MATERIALS PROVIDED
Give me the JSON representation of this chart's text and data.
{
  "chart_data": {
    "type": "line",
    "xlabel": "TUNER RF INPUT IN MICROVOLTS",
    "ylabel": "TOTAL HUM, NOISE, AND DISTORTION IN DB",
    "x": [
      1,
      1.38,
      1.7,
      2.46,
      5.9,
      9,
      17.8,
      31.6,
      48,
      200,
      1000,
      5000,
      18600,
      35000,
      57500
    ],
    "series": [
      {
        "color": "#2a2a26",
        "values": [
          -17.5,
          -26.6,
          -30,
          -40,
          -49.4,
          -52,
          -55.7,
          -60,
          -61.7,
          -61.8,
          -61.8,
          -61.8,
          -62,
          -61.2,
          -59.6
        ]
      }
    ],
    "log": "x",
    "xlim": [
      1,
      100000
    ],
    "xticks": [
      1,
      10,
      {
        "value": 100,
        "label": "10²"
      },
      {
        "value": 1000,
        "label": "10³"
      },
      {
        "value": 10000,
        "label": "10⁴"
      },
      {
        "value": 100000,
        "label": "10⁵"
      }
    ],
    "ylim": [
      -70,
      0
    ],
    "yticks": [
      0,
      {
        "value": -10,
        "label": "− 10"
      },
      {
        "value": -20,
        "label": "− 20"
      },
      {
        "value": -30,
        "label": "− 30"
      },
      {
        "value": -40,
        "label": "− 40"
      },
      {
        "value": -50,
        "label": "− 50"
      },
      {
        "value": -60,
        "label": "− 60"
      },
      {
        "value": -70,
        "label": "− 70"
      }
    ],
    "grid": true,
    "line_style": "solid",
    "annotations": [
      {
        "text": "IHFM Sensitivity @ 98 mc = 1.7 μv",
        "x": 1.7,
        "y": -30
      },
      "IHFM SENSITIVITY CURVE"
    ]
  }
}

EXERCISE DESCRIPTION
The lines to collect are those holding the string "IHFM"; copy them all.

SOLUTION TO THIS EXERCISE
        "text": "IHFM Sensitivity @ 98 mc = 1.7 μv",
      "IHFM SENSITIVITY CURVE"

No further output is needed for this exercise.